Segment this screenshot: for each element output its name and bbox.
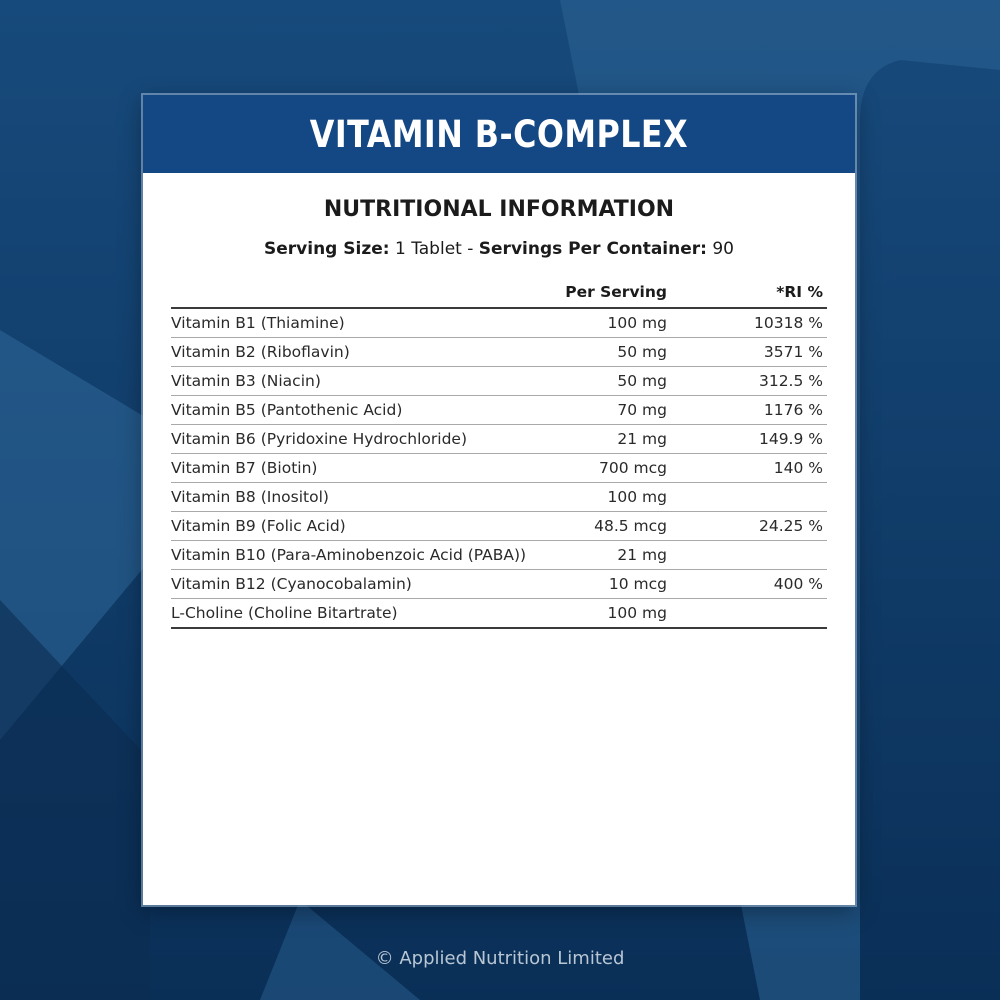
card-header: VITAMIN B-COMPLEX xyxy=(143,95,855,173)
table-header: Per Serving *RI % xyxy=(171,279,827,309)
table-row: Vitamin B5 (Pantothenic Acid) 70 mg 1176… xyxy=(171,396,827,425)
copyright-notice: © Applied Nutrition Limited xyxy=(375,948,625,969)
nutrient-name: Vitamin B6 (Pyridoxine Hydrochloride) xyxy=(171,430,467,448)
per-serving-value: 100 mg xyxy=(607,314,667,332)
table-row: Vitamin B1 (Thiamine) 100 mg 10318 % xyxy=(171,309,827,338)
servings-label: Servings Per Container: xyxy=(478,239,707,259)
servings-value: 90 xyxy=(712,239,734,259)
ri-value: 3571 % xyxy=(763,343,823,361)
column-header-per-serving: Per Serving xyxy=(565,283,667,301)
serving-separator: - xyxy=(467,239,474,259)
nutrient-name: Vitamin B5 (Pantothenic Acid) xyxy=(171,401,403,419)
column-header-ri: *RI % xyxy=(776,283,823,301)
ri-value: 140 % xyxy=(773,459,823,477)
ri-value: 400 % xyxy=(773,575,823,593)
table-row: Vitamin B7 (Biotin) 700 mcg 140 % xyxy=(171,454,827,483)
ri-value: 24.25 % xyxy=(758,517,823,535)
serving-info: Serving Size: 1 Tablet - Servings Per Co… xyxy=(143,239,855,259)
table-row: Vitamin B10 (Para-Aminobenzoic Acid (PAB… xyxy=(171,541,827,570)
per-serving-value: 21 mg xyxy=(617,546,667,564)
table-row: L-Choline (Choline Bitartrate) 100 mg xyxy=(171,599,827,629)
per-serving-value: 100 mg xyxy=(607,604,667,622)
nutrient-name: Vitamin B1 (Thiamine) xyxy=(171,314,345,332)
nutrient-name: Vitamin B8 (Inositol) xyxy=(171,488,329,506)
table-row: Vitamin B8 (Inositol) 100 mg xyxy=(171,483,827,512)
per-serving-value: 48.5 mcg xyxy=(594,517,667,535)
ri-value: 149.9 % xyxy=(758,430,823,448)
per-serving-value: 100 mg xyxy=(607,488,667,506)
table-row: Vitamin B3 (Niacin) 50 mg 312.5 % xyxy=(171,367,827,396)
table-row: Vitamin B9 (Folic Acid) 48.5 mcg 24.25 % xyxy=(171,512,827,541)
nutrient-name: Vitamin B3 (Niacin) xyxy=(171,372,321,390)
ri-value: 10318 % xyxy=(754,314,823,332)
nutrient-name: L-Choline (Choline Bitartrate) xyxy=(171,604,398,622)
per-serving-value: 50 mg xyxy=(617,343,667,361)
ri-value: 1176 % xyxy=(763,401,823,419)
serving-size-value: 1 Tablet xyxy=(394,239,462,259)
table-row: Vitamin B2 (Riboflavin) 50 mg 3571 % xyxy=(171,338,827,367)
serving-size-label: Serving Size: xyxy=(264,239,390,259)
nutrient-name: Vitamin B2 (Riboflavin) xyxy=(171,343,350,361)
per-serving-value: 70 mg xyxy=(617,401,667,419)
table-row: Vitamin B6 (Pyridoxine Hydrochloride) 21… xyxy=(171,425,827,454)
table-row: Vitamin B12 (Cyanocobalamin) 10 mcg 400 … xyxy=(171,570,827,599)
nutrition-table: Per Serving *RI % Vitamin B1 (Thiamine) … xyxy=(171,279,827,629)
nutrient-name: Vitamin B7 (Biotin) xyxy=(171,459,318,477)
per-serving-value: 10 mcg xyxy=(608,575,667,593)
nutrient-name: Vitamin B10 (Para-Aminobenzoic Acid (PAB… xyxy=(171,546,527,564)
nutrition-card: VITAMIN B-COMPLEX NUTRITIONAL INFORMATIO… xyxy=(143,95,855,905)
per-serving-value: 21 mg xyxy=(617,430,667,448)
nutrient-name: Vitamin B12 (Cyanocobalamin) xyxy=(171,575,412,593)
per-serving-value: 50 mg xyxy=(617,372,667,390)
ri-value: 312.5 % xyxy=(758,372,823,390)
product-title: VITAMIN B-COMPLEX xyxy=(309,112,689,156)
nutrient-name: Vitamin B9 (Folic Acid) xyxy=(171,517,346,535)
section-title: NUTRITIONAL INFORMATION xyxy=(323,197,675,222)
per-serving-value: 700 mcg xyxy=(599,459,667,477)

────────────────

(SET PROBLEM) Output all of the data above again line for line, unchanged and in the same order, leaving out the picture.

(RESPONSE)
Segment this screenshot: for each element output its name and bbox.
card-header: VITAMIN B-COMPLEX xyxy=(143,95,855,173)
table-header: Per Serving *RI % xyxy=(171,279,827,309)
table-row: Vitamin B5 (Pantothenic Acid) 70 mg 1176… xyxy=(171,396,827,425)
copyright-notice: © Applied Nutrition Limited xyxy=(375,948,625,969)
nutrient-name: Vitamin B6 (Pyridoxine Hydrochloride) xyxy=(171,430,467,448)
per-serving-value: 100 mg xyxy=(607,314,667,332)
table-row: Vitamin B1 (Thiamine) 100 mg 10318 % xyxy=(171,309,827,338)
servings-label: Servings Per Container: xyxy=(478,239,707,259)
servings-value: 90 xyxy=(712,239,734,259)
ri-value: 3571 % xyxy=(763,343,823,361)
column-header-per-serving: Per Serving xyxy=(565,283,667,301)
serving-separator: - xyxy=(467,239,474,259)
nutrient-name: Vitamin B5 (Pantothenic Acid) xyxy=(171,401,403,419)
column-header-ri: *RI % xyxy=(776,283,823,301)
ri-value: 140 % xyxy=(773,459,823,477)
ri-value: 400 % xyxy=(773,575,823,593)
table-row: Vitamin B7 (Biotin) 700 mcg 140 % xyxy=(171,454,827,483)
ri-value: 24.25 % xyxy=(758,517,823,535)
serving-info: Serving Size: 1 Tablet - Servings Per Co… xyxy=(143,239,855,259)
table-row: Vitamin B10 (Para-Aminobenzoic Acid (PAB… xyxy=(171,541,827,570)
per-serving-value: 21 mg xyxy=(617,546,667,564)
table-row: L-Choline (Choline Bitartrate) 100 mg xyxy=(171,599,827,629)
per-serving-value: 100 mg xyxy=(607,604,667,622)
nutrient-name: Vitamin B1 (Thiamine) xyxy=(171,314,345,332)
nutrient-name: Vitamin B8 (Inositol) xyxy=(171,488,329,506)
table-row: Vitamin B8 (Inositol) 100 mg xyxy=(171,483,827,512)
per-serving-value: 48.5 mcg xyxy=(594,517,667,535)
ri-value: 149.9 % xyxy=(758,430,823,448)
per-serving-value: 100 mg xyxy=(607,488,667,506)
table-row: Vitamin B3 (Niacin) 50 mg 312.5 % xyxy=(171,367,827,396)
table-row: Vitamin B9 (Folic Acid) 48.5 mcg 24.25 % xyxy=(171,512,827,541)
nutrient-name: Vitamin B3 (Niacin) xyxy=(171,372,321,390)
ri-value: 10318 % xyxy=(754,314,823,332)
nutrient-name: L-Choline (Choline Bitartrate) xyxy=(171,604,398,622)
per-serving-value: 50 mg xyxy=(617,343,667,361)
ri-value: 1176 % xyxy=(763,401,823,419)
serving-size-value: 1 Tablet xyxy=(394,239,462,259)
table-row: Vitamin B2 (Riboflavin) 50 mg 3571 % xyxy=(171,338,827,367)
serving-size-label: Serving Size: xyxy=(264,239,390,259)
nutrient-name: Vitamin B2 (Riboflavin) xyxy=(171,343,350,361)
per-serving-value: 70 mg xyxy=(617,401,667,419)
table-row: Vitamin B6 (Pyridoxine Hydrochloride) 21… xyxy=(171,425,827,454)
table-row: Vitamin B12 (Cyanocobalamin) 10 mcg 400 … xyxy=(171,570,827,599)
nutrition-table: Per Serving *RI % Vitamin B1 (Thiamine) … xyxy=(171,279,827,629)
nutrient-name: Vitamin B7 (Biotin) xyxy=(171,459,318,477)
per-serving-value: 10 mcg xyxy=(608,575,667,593)
nutrient-name: Vitamin B10 (Para-Aminobenzoic Acid (PAB… xyxy=(171,546,527,564)
nutrition-card: VITAMIN B-COMPLEX NUTRITIONAL INFORMATIO… xyxy=(143,95,855,905)
per-serving-value: 21 mg xyxy=(617,430,667,448)
nutrient-name: Vitamin B12 (Cyanocobalamin) xyxy=(171,575,412,593)
per-serving-value: 50 mg xyxy=(617,372,667,390)
ri-value: 312.5 % xyxy=(758,372,823,390)
product-title: VITAMIN B-COMPLEX xyxy=(309,112,689,156)
nutrient-name: Vitamin B9 (Folic Acid) xyxy=(171,517,346,535)
section-title: NUTRITIONAL INFORMATION xyxy=(323,197,675,222)
per-serving-value: 700 mcg xyxy=(599,459,667,477)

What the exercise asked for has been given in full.